+++ Supplied material +++

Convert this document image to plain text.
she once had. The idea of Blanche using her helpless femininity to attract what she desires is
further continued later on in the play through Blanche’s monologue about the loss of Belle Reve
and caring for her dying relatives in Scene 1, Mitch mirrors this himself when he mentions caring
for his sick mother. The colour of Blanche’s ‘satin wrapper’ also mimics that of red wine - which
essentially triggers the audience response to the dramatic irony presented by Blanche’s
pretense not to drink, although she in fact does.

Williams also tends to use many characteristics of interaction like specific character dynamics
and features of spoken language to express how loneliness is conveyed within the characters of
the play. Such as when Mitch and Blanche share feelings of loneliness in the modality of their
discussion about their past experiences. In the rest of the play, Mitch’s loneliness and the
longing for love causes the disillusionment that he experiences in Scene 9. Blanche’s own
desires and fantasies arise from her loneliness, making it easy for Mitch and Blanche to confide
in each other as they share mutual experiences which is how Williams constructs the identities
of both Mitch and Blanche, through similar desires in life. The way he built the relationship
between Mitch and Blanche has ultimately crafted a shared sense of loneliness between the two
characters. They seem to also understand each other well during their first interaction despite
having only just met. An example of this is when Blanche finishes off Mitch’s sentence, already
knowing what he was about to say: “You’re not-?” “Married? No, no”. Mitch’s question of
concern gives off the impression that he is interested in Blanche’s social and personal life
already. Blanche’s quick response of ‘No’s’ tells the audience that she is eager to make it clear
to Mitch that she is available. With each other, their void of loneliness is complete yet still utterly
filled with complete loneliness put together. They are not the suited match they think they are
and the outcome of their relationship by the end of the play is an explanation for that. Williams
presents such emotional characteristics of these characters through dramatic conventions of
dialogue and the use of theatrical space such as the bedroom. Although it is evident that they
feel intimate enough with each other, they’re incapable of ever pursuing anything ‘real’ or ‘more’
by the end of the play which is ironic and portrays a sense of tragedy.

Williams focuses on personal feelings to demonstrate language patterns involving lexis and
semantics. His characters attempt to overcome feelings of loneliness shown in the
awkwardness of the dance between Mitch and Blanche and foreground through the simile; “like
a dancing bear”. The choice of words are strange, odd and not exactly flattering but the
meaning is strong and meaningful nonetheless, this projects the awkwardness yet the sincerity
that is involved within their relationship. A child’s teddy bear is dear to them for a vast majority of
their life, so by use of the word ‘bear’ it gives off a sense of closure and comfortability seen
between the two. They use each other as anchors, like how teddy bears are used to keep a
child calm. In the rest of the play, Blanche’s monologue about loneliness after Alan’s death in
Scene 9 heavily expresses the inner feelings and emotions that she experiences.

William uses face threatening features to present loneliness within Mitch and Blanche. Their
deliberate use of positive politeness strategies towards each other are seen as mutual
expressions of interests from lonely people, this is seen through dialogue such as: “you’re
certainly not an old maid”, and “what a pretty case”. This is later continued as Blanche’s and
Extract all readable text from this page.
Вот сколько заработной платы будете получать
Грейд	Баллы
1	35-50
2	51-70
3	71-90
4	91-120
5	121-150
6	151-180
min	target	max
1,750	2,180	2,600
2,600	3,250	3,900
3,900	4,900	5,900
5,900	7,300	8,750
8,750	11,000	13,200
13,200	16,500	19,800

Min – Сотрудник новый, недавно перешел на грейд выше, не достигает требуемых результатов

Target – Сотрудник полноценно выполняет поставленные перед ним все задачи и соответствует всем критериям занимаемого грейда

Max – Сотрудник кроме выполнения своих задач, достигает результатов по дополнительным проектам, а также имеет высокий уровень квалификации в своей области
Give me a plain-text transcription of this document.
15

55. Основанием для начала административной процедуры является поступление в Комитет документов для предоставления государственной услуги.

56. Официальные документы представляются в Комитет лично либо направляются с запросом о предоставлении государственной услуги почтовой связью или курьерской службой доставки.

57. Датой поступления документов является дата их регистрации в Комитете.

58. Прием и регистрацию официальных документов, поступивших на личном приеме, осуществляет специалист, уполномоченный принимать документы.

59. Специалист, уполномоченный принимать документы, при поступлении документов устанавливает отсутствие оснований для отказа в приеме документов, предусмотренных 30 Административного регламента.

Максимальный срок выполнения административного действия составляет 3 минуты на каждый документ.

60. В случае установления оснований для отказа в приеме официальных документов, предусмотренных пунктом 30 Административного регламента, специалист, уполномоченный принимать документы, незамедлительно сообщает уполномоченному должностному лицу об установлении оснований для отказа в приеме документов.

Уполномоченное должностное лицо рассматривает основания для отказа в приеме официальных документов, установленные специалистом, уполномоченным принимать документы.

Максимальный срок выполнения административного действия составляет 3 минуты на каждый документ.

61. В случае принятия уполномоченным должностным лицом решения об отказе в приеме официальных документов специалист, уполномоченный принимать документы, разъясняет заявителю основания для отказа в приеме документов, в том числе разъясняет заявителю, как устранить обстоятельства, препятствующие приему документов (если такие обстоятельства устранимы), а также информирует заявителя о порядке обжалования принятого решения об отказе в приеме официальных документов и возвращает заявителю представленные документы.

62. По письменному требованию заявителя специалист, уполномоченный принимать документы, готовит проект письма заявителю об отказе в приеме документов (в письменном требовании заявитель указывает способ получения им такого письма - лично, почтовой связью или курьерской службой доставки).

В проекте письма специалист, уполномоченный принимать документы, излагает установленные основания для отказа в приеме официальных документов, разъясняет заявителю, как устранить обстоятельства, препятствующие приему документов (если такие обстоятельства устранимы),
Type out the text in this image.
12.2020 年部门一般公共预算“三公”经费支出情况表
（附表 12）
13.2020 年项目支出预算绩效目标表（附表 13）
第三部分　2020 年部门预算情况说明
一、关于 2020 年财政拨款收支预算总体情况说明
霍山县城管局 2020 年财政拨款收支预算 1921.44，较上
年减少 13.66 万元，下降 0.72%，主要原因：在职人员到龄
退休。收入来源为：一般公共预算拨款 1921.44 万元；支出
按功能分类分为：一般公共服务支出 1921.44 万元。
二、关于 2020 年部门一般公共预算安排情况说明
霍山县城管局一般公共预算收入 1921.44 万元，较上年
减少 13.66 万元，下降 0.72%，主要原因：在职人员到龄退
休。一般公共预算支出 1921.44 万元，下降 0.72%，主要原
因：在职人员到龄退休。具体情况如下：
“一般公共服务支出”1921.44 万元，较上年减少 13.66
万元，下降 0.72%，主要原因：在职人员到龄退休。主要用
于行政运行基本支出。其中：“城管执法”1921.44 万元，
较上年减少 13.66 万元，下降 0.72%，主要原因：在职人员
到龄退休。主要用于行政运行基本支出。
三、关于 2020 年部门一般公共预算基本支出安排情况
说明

+++

▸ What is being asked: Repeat the material from above exactly, word for word.

▸ Solution for this problem:
Convert this document image to plain text.
she once had. The idea of Blanche using her helpless femininity to attract what she desires is
further continued later on in the play through Blanche’s monologue about the loss of Belle Reve
and caring for her dying relatives in Scene 1, Mitch mirrors this himself when he mentions caring
for his sick mother. The colour of Blanche’s ‘satin wrapper’ also mimics that of red wine - which
essentially triggers the audience response to the dramatic irony presented by Blanche’s
pretense not to drink, although she in fact does.

Williams also tends to use many characteristics of interaction like specific character dynamics
and features of spoken language to express how loneliness is conveyed within the characters of
the play. Such as when Mitch and Blanche share feelings of loneliness in the modality of their
discussion about their past experiences. In the rest of the play, Mitch’s loneliness and the
longing for love causes the disillusionment that he experiences in Scene 9. Blanche’s own
desires and fantasies arise from her loneliness, making it easy for Mitch and Blanche to confide
in each other as they share mutual experiences which is how Williams constructs the identities
of both Mitch and Blanche, through similar desires in life. The way he built the relationship
between Mitch and Blanche has ultimately crafted a shared sense of loneliness between the two
characters. They seem to also understand each other well during their first interaction despite
having only just met. An example of this is when Blanche finishes off Mitch’s sentence, already
knowing what he was about to say: “You’re not-?” “Married? No, no”. Mitch’s question of
concern gives off the impression that he is interested in Blanche’s social and personal life
already. Blanche’s quick response of ‘No’s’ tells the audience that she is eager to make it clear
to Mitch that she is available. With each other, their void of loneliness is complete yet still utterly
filled with complete loneliness put together. They are not the suited match they think they are
and the outcome of their relationship by the end of the play is an explanation for that. Williams
presents such emotional characteristics of these characters through dramatic conventions of
dialogue and the use of theatrical space such as the bedroom. Although it is evident that they
feel intimate enough with each other, they’re incapable of ever pursuing anything ‘real’ or ‘more’
by the end of the play which is ironic and portrays a sense of tragedy.

Williams focuses on personal feelings to demonstrate language patterns involving lexis and
semantics. His characters attempt to overcome feelings of loneliness shown in the
awkwardness of the dance between Mitch and Blanche and foreground through the simile; “like
a dancing bear”. The choice of words are strange, odd and not exactly flattering but the
meaning is strong and meaningful nonetheless, this projects the awkwardness yet the sincerity
that is involved within their relationship. A child’s teddy bear is dear to them for a vast majority of
their life, so by use of the word ‘bear’ it gives off a sense of closure and comfortability seen
between the two. They use each other as anchors, like how teddy bears are used to keep a
child calm. In the rest of the play, Blanche’s monologue about loneliness after Alan’s death in
Scene 9 heavily expresses the inner feelings and emotions that she experiences.

William uses face threatening features to present loneliness within Mitch and Blanche. Their
deliberate use of positive politeness strategies towards each other are seen as mutual
expressions of interests from lonely people, this is seen through dialogue such as: “you’re
certainly not an old maid”, and “what a pretty case”. This is later continued as Blanche’s and
Extract all readable text from this page.
Вот сколько заработной платы будете получать
Грейд	Баллы
1	35-50
2	51-70
3	71-90
4	91-120
5	121-150
6	151-180
min	target	max
1,750	2,180	2,600
2,600	3,250	3,900
3,900	4,900	5,900
5,900	7,300	8,750
8,750	11,000	13,200
13,200	16,500	19,800

Min – Сотрудник новый, недавно перешел на грейд выше, не достигает требуемых результатов

Target – Сотрудник полноценно выполняет поставленные перед ним все задачи и соответствует всем критериям занимаемого грейда

Max – Сотрудник кроме выполнения своих задач, достигает результатов по дополнительным проектам, а также имеет высокий уровень квалификации в своей области
Give me a plain-text transcription of this document.
15

55. Основанием для начала административной процедуры является поступление в Комитет документов для предоставления государственной услуги.

56. Официальные документы представляются в Комитет лично либо направляются с запросом о предоставлении государственной услуги почтовой связью или курьерской службой доставки.

57. Датой поступления документов является дата их регистрации в Комитете.

58. Прием и регистрацию официальных документов, поступивших на личном приеме, осуществляет специалист, уполномоченный принимать документы.

59. Специалист, уполномоченный принимать документы, при поступлении документов устанавливает отсутствие оснований для отказа в приеме документов, предусмотренных 30 Административного регламента.

Максимальный срок выполнения административного действия составляет 3 минуты на каждый документ.

60. В случае установления оснований для отказа в приеме официальных документов, предусмотренных пунктом 30 Административного регламента, специалист, уполномоченный принимать документы, незамедлительно сообщает уполномоченному должностному лицу об установлении оснований для отказа в приеме документов.

Уполномоченное должностное лицо рассматривает основания для отказа в приеме официальных документов, установленные специалистом, уполномоченным принимать документы.

Максимальный срок выполнения административного действия составляет 3 минуты на каждый документ.

61. В случае принятия уполномоченным должностным лицом решения об отказе в приеме официальных документов специалист, уполномоченный принимать документы, разъясняет заявителю основания для отказа в приеме документов, в том числе разъясняет заявителю, как устранить обстоятельства, препятствующие приему документов (если такие обстоятельства устранимы), а также информирует заявителя о порядке обжалования принятого решения об отказе в приеме официальных документов и возвращает заявителю представленные документы.

62. По письменному требованию заявителя специалист, уполномоченный принимать документы, готовит проект письма заявителю об отказе в приеме документов (в письменном требовании заявитель указывает способ получения им такого письма - лично, почтовой связью или курьерской службой доставки).

В проекте письма специалист, уполномоченный принимать документы, излагает установленные основания для отказа в приеме официальных документов, разъясняет заявителю, как устранить обстоятельства, препятствующие приему документов (если такие обстоятельства устранимы),
Type out the text in this image.
12.2020 年部门一般公共预算“三公”经费支出情况表
（附表 12）
13.2020 年项目支出预算绩效目标表（附表 13）
第三部分　2020 年部门预算情况说明
一、关于 2020 年财政拨款收支预算总体情况说明
霍山县城管局 2020 年财政拨款收支预算 1921.44，较上
年减少 13.66 万元，下降 0.72%，主要原因：在职人员到龄
退休。收入来源为：一般公共预算拨款 1921.44 万元；支出
按功能分类分为：一般公共服务支出 1921.44 万元。
二、关于 2020 年部门一般公共预算安排情况说明
霍山县城管局一般公共预算收入 1921.44 万元，较上年
减少 13.66 万元，下降 0.72%，主要原因：在职人员到龄退
休。一般公共预算支出 1921.44 万元，下降 0.72%，主要原
因：在职人员到龄退休。具体情况如下：
“一般公共服务支出”1921.44 万元，较上年减少 13.66
万元，下降 0.72%，主要原因：在职人员到龄退休。主要用
于行政运行基本支出。其中：“城管执法”1921.44 万元，
较上年减少 13.66 万元，下降 0.72%，主要原因：在职人员
到龄退休。主要用于行政运行基本支出。
三、关于 2020 年部门一般公共预算基本支出安排情况
说明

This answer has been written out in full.